-- Recorded data start --

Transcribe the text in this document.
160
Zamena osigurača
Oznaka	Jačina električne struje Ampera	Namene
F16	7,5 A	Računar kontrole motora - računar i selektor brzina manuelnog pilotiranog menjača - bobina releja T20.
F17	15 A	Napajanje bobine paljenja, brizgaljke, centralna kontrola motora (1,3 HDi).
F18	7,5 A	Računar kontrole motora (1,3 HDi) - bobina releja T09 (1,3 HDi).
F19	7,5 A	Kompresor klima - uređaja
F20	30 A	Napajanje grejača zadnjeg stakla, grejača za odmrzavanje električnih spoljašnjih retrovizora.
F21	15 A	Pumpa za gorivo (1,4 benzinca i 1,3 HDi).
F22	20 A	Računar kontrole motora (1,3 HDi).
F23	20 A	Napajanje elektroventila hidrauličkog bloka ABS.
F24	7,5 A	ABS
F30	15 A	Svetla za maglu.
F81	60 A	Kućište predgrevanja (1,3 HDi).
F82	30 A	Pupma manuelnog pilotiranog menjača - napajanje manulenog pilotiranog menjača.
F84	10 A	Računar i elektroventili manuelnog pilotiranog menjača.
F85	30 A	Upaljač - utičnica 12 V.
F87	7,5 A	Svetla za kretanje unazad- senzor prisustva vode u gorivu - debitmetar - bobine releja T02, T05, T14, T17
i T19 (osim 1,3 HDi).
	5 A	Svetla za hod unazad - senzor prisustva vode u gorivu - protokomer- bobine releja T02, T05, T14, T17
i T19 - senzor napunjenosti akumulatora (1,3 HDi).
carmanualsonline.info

-- Recorded data end --
-- Recorded data start --

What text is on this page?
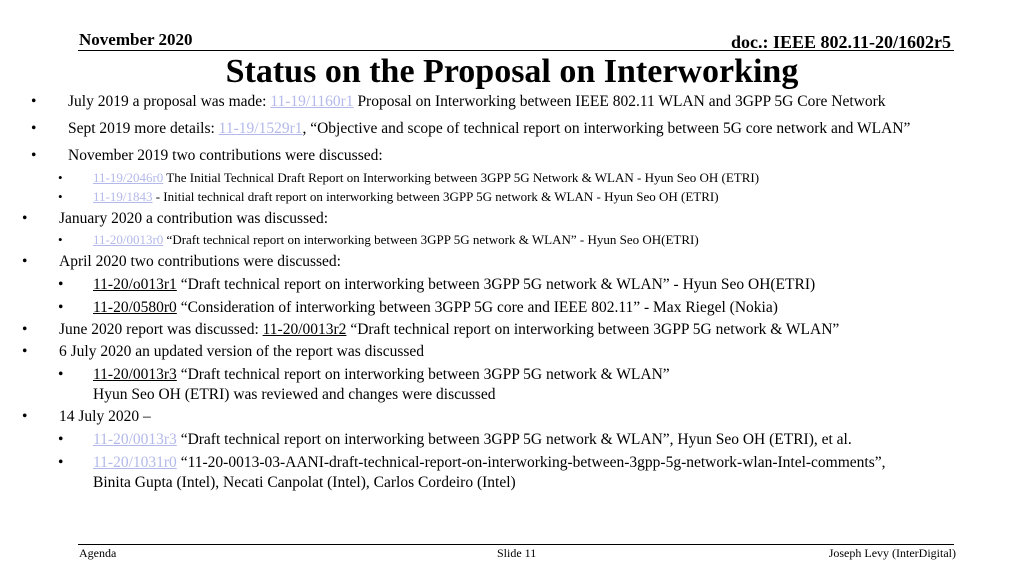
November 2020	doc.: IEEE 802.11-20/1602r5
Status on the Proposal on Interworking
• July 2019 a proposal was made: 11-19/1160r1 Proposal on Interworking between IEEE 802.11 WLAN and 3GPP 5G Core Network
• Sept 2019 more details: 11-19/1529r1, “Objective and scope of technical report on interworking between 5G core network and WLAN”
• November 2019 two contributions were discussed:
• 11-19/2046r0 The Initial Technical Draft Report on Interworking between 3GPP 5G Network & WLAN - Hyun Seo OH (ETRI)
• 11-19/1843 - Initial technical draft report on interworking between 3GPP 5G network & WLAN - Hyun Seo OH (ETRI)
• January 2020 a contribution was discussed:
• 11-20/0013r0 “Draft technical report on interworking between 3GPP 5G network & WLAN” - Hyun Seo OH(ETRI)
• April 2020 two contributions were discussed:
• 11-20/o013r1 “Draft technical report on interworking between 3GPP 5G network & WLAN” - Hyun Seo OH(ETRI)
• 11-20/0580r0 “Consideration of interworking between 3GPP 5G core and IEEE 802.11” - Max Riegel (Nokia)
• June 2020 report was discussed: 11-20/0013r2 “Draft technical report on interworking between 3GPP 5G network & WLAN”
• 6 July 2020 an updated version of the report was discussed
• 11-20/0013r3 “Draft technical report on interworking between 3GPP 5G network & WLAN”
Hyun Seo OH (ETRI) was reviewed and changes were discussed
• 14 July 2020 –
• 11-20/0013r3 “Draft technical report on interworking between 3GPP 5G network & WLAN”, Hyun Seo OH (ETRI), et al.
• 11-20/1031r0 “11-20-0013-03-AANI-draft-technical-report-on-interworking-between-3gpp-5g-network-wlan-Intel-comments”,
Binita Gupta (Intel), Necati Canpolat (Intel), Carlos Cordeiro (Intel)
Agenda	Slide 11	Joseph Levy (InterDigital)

-- Recorded data end --

_Written task_:
Looking at the entries above, say how many lines contain the word "manuelnog". Only the number is wanted.

_Reply_:
3